> **DATA**:
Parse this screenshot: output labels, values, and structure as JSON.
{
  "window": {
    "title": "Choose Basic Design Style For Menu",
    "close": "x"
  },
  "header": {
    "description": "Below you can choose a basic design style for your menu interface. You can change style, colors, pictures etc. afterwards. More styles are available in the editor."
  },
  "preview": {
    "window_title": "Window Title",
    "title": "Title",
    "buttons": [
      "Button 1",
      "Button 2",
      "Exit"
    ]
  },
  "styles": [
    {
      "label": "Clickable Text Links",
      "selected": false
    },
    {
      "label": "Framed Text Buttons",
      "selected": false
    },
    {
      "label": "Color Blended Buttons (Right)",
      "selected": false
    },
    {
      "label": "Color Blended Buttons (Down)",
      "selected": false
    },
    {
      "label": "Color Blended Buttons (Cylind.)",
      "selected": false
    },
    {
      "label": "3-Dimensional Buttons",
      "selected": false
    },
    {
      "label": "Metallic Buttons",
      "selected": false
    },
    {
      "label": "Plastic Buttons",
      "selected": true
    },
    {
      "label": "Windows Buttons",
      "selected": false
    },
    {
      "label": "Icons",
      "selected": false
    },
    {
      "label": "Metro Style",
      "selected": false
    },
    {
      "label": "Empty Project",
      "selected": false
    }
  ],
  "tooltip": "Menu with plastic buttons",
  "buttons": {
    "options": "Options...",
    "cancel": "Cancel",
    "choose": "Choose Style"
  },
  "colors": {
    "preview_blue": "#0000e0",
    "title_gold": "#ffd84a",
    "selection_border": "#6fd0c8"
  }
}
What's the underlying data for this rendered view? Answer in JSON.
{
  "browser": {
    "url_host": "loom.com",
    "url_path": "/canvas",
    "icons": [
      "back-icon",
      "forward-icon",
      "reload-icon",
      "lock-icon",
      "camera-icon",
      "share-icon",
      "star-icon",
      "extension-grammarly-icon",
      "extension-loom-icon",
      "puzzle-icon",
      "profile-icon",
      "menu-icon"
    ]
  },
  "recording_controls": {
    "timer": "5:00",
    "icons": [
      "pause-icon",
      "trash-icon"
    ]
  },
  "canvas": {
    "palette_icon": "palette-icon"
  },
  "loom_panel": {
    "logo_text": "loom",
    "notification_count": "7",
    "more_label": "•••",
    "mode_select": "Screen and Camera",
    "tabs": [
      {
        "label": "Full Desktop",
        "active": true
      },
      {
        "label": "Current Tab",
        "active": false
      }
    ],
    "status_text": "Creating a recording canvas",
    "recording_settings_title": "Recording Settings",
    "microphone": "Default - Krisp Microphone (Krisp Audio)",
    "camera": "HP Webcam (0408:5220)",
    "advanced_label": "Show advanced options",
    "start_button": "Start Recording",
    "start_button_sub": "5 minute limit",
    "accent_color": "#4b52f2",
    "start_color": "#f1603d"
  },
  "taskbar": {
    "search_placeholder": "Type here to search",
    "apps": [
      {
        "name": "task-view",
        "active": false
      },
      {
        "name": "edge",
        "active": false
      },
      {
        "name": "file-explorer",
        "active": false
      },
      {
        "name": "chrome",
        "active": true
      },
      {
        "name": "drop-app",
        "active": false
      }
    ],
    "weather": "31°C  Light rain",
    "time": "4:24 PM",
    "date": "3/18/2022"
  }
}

> **TASK DETAILS**:
Write out the material exactly as given.

> **THE SOLUTION**:
Parse this screenshot: output labels, values, and structure as JSON.
{
  "window": {
    "title": "Choose Basic Design Style For Menu",
    "close": "x"
  },
  "header": {
    "description": "Below you can choose a basic design style for your menu interface. You can change style, colors, pictures etc. afterwards. More styles are available in the editor."
  },
  "preview": {
    "window_title": "Window Title",
    "title": "Title",
    "buttons": [
      "Button 1",
      "Button 2",
      "Exit"
    ]
  },
  "styles": [
    {
      "label": "Clickable Text Links",
      "selected": false
    },
    {
      "label": "Framed Text Buttons",
      "selected": false
    },
    {
      "label": "Color Blended Buttons (Right)",
      "selected": false
    },
    {
      "label": "Color Blended Buttons (Down)",
      "selected": false
    },
    {
      "label": "Color Blended Buttons (Cylind.)",
      "selected": false
    },
    {
      "label": "3-Dimensional Buttons",
      "selected": false
    },
    {
      "label": "Metallic Buttons",
      "selected": false
    },
    {
      "label": "Plastic Buttons",
      "selected": true
    },
    {
      "label": "Windows Buttons",
      "selected": false
    },
    {
      "label": "Icons",
      "selected": false
    },
    {
      "label": "Metro Style",
      "selected": false
    },
    {
      "label": "Empty Project",
      "selected": false
    }
  ],
  "tooltip": "Menu with plastic buttons",
  "buttons": {
    "options": "Options...",
    "cancel": "Cancel",
    "choose": "Choose Style"
  },
  "colors": {
    "preview_blue": "#0000e0",
    "title_gold": "#ffd84a",
    "selection_border": "#6fd0c8"
  }
}
What's the underlying data for this rendered view? Answer in JSON.
{
  "browser": {
    "url_host": "loom.com",
    "url_path": "/canvas",
    "icons": [
      "back-icon",
      "forward-icon",
      "reload-icon",
      "lock-icon",
      "camera-icon",
      "share-icon",
      "star-icon",
      "extension-grammarly-icon",
      "extension-loom-icon",
      "puzzle-icon",
      "profile-icon",
      "menu-icon"
    ]
  },
  "recording_controls": {
    "timer": "5:00",
    "icons": [
      "pause-icon",
      "trash-icon"
    ]
  },
  "canvas": {
    "palette_icon": "palette-icon"
  },
  "loom_panel": {
    "logo_text": "loom",
    "notification_count": "7",
    "more_label": "•••",
    "mode_select": "Screen and Camera",
    "tabs": [
      {
        "label": "Full Desktop",
        "active": true
      },
      {
        "label": "Current Tab",
        "active": false
      }
    ],
    "status_text": "Creating a recording canvas",
    "recording_settings_title": "Recording Settings",
    "microphone": "Default - Krisp Microphone (Krisp Audio)",
    "camera": "HP Webcam (0408:5220)",
    "advanced_label": "Show advanced options",
    "start_button": "Start Recording",
    "start_button_sub": "5 minute limit",
    "accent_color": "#4b52f2",
    "start_color": "#f1603d"
  },
  "taskbar": {
    "search_placeholder": "Type here to search",
    "apps": [
      {
        "name": "task-view",
        "active": false
      },
      {
        "name": "edge",
        "active": false
      },
      {
        "name": "file-explorer",
        "active": false
      },
      {
        "name": "chrome",
        "active": true
      },
      {
        "name": "drop-app",
        "active": false
      }
    ],
    "weather": "31°C  Light rain",
    "time": "4:24 PM",
    "date": "3/18/2022"
  }
}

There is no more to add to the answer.